─── Records shown

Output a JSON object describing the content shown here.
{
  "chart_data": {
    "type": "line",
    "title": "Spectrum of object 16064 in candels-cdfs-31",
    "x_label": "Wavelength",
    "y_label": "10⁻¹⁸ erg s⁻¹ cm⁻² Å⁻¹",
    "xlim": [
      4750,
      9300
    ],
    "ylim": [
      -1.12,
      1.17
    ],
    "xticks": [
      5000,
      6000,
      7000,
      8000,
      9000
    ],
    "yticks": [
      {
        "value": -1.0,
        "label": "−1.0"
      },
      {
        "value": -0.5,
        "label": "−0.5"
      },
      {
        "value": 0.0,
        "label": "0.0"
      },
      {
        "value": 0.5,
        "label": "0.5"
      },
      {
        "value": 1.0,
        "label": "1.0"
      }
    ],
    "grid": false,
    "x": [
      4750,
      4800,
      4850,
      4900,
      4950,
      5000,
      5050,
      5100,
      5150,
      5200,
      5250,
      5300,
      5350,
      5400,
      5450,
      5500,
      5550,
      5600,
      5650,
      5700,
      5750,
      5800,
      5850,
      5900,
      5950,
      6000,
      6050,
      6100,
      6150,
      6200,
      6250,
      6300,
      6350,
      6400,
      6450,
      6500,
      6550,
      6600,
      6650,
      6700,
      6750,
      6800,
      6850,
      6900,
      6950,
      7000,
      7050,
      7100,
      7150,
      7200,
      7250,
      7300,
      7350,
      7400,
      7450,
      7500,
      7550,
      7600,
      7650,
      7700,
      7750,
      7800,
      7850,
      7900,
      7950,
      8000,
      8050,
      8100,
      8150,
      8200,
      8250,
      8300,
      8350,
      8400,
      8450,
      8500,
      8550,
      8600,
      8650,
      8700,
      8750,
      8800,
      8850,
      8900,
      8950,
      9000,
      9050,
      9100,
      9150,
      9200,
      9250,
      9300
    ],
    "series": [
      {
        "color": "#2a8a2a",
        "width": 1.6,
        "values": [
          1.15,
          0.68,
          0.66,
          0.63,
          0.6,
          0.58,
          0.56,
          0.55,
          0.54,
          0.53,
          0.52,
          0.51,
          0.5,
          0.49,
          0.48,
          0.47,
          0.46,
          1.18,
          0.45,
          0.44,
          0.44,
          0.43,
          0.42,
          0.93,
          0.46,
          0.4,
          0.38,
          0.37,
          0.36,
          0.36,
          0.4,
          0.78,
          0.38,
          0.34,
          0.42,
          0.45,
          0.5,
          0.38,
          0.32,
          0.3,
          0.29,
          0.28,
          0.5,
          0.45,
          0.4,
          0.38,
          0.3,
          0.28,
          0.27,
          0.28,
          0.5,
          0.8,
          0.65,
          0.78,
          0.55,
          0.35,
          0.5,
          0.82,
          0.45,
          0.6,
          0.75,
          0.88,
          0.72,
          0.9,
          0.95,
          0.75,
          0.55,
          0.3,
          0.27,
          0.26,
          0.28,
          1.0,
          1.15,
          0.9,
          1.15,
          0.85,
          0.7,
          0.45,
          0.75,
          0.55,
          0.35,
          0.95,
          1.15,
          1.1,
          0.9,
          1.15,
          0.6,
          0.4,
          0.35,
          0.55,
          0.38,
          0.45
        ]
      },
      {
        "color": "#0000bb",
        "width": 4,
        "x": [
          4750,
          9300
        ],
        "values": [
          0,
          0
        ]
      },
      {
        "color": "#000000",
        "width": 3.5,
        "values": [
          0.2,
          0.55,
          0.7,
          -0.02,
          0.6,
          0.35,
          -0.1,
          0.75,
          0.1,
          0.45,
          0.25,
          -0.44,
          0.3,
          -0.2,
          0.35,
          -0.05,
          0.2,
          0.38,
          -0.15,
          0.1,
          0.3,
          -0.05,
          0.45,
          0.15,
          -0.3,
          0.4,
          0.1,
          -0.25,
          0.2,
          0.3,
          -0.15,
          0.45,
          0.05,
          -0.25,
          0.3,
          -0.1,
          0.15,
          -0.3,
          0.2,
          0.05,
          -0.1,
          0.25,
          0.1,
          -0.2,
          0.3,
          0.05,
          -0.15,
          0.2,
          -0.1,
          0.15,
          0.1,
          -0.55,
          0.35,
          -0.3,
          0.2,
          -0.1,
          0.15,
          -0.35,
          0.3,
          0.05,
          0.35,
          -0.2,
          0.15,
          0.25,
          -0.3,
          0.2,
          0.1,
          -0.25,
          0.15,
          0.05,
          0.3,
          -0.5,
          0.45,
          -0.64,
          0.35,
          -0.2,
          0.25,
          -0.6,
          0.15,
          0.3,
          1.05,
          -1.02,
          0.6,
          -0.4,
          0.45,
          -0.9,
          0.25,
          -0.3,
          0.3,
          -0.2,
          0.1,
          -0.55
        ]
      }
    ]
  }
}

──────

▸ What you have to do: Please quote the records above exactly, without skipping a line.

▸ Task answer:
Output a JSON object describing the content shown here.
{
  "chart_data": {
    "type": "line",
    "title": "Spectrum of object 16064 in candels-cdfs-31",
    "x_label": "Wavelength",
    "y_label": "10⁻¹⁸ erg s⁻¹ cm⁻² Å⁻¹",
    "xlim": [
      4750,
      9300
    ],
    "ylim": [
      -1.12,
      1.17
    ],
    "xticks": [
      5000,
      6000,
      7000,
      8000,
      9000
    ],
    "yticks": [
      {
        "value": -1.0,
        "label": "−1.0"
      },
      {
        "value": -0.5,
        "label": "−0.5"
      },
      {
        "value": 0.0,
        "label": "0.0"
      },
      {
        "value": 0.5,
        "label": "0.5"
      },
      {
        "value": 1.0,
        "label": "1.0"
      }
    ],
    "grid": false,
    "x": [
      4750,
      4800,
      4850,
      4900,
      4950,
      5000,
      5050,
      5100,
      5150,
      5200,
      5250,
      5300,
      5350,
      5400,
      5450,
      5500,
      5550,
      5600,
      5650,
      5700,
      5750,
      5800,
      5850,
      5900,
      5950,
      6000,
      6050,
      6100,
      6150,
      6200,
      6250,
      6300,
      6350,
      6400,
      6450,
      6500,
      6550,
      6600,
      6650,
      6700,
      6750,
      6800,
      6850,
      6900,
      6950,
      7000,
      7050,
      7100,
      7150,
      7200,
      7250,
      7300,
      7350,
      7400,
      7450,
      7500,
      7550,
      7600,
      7650,
      7700,
      7750,
      7800,
      7850,
      7900,
      7950,
      8000,
      8050,
      8100,
      8150,
      8200,
      8250,
      8300,
      8350,
      8400,
      8450,
      8500,
      8550,
      8600,
      8650,
      8700,
      8750,
      8800,
      8850,
      8900,
      8950,
      9000,
      9050,
      9100,
      9150,
      9200,
      9250,
      9300
    ],
    "series": [
      {
        "color": "#2a8a2a",
        "width": 1.6,
        "values": [
          1.15,
          0.68,
          0.66,
          0.63,
          0.6,
          0.58,
          0.56,
          0.55,
          0.54,
          0.53,
          0.52,
          0.51,
          0.5,
          0.49,
          0.48,
          0.47,
          0.46,
          1.18,
          0.45,
          0.44,
          0.44,
          0.43,
          0.42,
          0.93,
          0.46,
          0.4,
          0.38,
          0.37,
          0.36,
          0.36,
          0.4,
          0.78,
          0.38,
          0.34,
          0.42,
          0.45,
          0.5,
          0.38,
          0.32,
          0.3,
          0.29,
          0.28,
          0.5,
          0.45,
          0.4,
          0.38,
          0.3,
          0.28,
          0.27,
          0.28,
          0.5,
          0.8,
          0.65,
          0.78,
          0.55,
          0.35,
          0.5,
          0.82,
          0.45,
          0.6,
          0.75,
          0.88,
          0.72,
          0.9,
          0.95,
          0.75,
          0.55,
          0.3,
          0.27,
          0.26,
          0.28,
          1.0,
          1.15,
          0.9,
          1.15,
          0.85,
          0.7,
          0.45,
          0.75,
          0.55,
          0.35,
          0.95,
          1.15,
          1.1,
          0.9,
          1.15,
          0.6,
          0.4,
          0.35,
          0.55,
          0.38,
          0.45
        ]
      },
      {
        "color": "#0000bb",
        "width": 4,
        "x": [
          4750,
          9300
        ],
        "values": [
          0,
          0
        ]
      },
      {
        "color": "#000000",
        "width": 3.5,
        "values": [
          0.2,
          0.55,
          0.7,
          -0.02,
          0.6,
          0.35,
          -0.1,
          0.75,
          0.1,
          0.45,
          0.25,
          -0.44,
          0.3,
          -0.2,
          0.35,
          -0.05,
          0.2,
          0.38,
          -0.15,
          0.1,
          0.3,
          -0.05,
          0.45,
          0.15,
          -0.3,
          0.4,
          0.1,
          -0.25,
          0.2,
          0.3,
          -0.15,
          0.45,
          0.05,
          -0.25,
          0.3,
          -0.1,
          0.15,
          -0.3,
          0.2,
          0.05,
          -0.1,
          0.25,
          0.1,
          -0.2,
          0.3,
          0.05,
          -0.15,
          0.2,
          -0.1,
          0.15,
          0.1,
          -0.55,
          0.35,
          -0.3,
          0.2,
          -0.1,
          0.15,
          -0.35,
          0.3,
          0.05,
          0.35,
          -0.2,
          0.15,
          0.25,
          -0.3,
          0.2,
          0.1,
          -0.25,
          0.15,
          0.05,
          0.3,
          -0.5,
          0.45,
          -0.64,
          0.35,
          -0.2,
          0.25,
          -0.6,
          0.15,
          0.3,
          1.05,
          -1.02,
          0.6,
          -0.4,
          0.45,
          -0.9,
          0.25,
          -0.3,
          0.3,
          -0.2,
          0.1,
          -0.55
        ]
      }
    ]
  }
}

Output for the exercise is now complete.